**Given problem**.
Can you print the data exactly and leave out each image?

==== Data records ====

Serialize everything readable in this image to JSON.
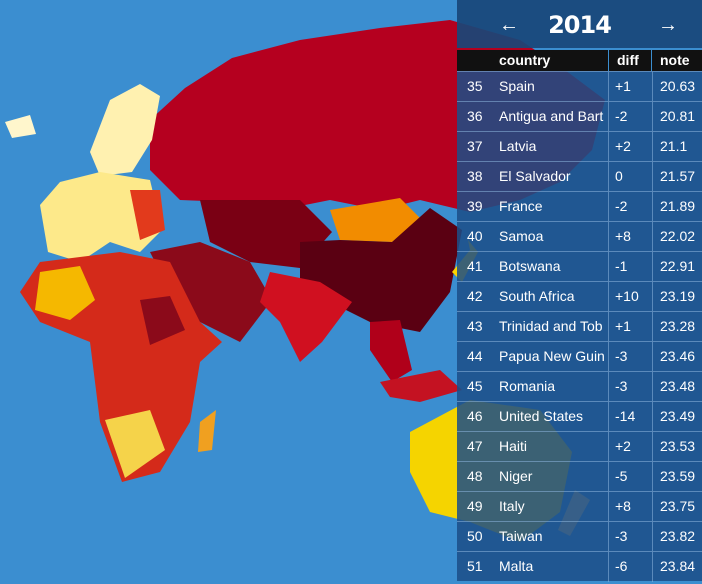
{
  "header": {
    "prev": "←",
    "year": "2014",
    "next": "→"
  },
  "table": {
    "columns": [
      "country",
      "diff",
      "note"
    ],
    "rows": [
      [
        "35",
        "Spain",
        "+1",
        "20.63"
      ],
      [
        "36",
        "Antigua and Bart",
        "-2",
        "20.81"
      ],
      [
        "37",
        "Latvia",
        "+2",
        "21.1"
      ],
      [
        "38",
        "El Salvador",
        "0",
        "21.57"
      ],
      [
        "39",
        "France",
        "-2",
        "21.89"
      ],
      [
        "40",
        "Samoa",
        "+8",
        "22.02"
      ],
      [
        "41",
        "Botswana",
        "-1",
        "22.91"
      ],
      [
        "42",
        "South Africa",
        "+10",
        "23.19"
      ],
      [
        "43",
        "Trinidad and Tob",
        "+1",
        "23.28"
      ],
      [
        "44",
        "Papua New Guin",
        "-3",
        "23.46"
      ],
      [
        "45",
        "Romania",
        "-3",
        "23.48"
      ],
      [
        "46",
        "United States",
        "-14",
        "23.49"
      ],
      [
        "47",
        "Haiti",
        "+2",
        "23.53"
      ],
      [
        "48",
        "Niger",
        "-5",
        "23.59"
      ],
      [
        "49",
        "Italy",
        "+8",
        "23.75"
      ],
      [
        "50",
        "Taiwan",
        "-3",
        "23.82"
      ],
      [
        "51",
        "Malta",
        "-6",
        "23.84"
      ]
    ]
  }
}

====

**The result**.
Serialize everything readable in this image to JSON.
{
  "header": {
    "prev": "←",
    "year": "2014",
    "next": "→"
  },
  "table": {
    "columns": [
      "country",
      "diff",
      "note"
    ],
    "rows": [
      [
        "35",
        "Spain",
        "+1",
        "20.63"
      ],
      [
        "36",
        "Antigua and Bart",
        "-2",
        "20.81"
      ],
      [
        "37",
        "Latvia",
        "+2",
        "21.1"
      ],
      [
        "38",
        "El Salvador",
        "0",
        "21.57"
      ],
      [
        "39",
        "France",
        "-2",
        "21.89"
      ],
      [
        "40",
        "Samoa",
        "+8",
        "22.02"
      ],
      [
        "41",
        "Botswana",
        "-1",
        "22.91"
      ],
      [
        "42",
        "South Africa",
        "+10",
        "23.19"
      ],
      [
        "43",
        "Trinidad and Tob",
        "+1",
        "23.28"
      ],
      [
        "44",
        "Papua New Guin",
        "-3",
        "23.46"
      ],
      [
        "45",
        "Romania",
        "-3",
        "23.48"
      ],
      [
        "46",
        "United States",
        "-14",
        "23.49"
      ],
      [
        "47",
        "Haiti",
        "+2",
        "23.53"
      ],
      [
        "48",
        "Niger",
        "-5",
        "23.59"
      ],
      [
        "49",
        "Italy",
        "+8",
        "23.75"
      ],
      [
        "50",
        "Taiwan",
        "-3",
        "23.82"
      ],
      [
        "51",
        "Malta",
        "-6",
        "23.84"
      ]
    ]
  }
}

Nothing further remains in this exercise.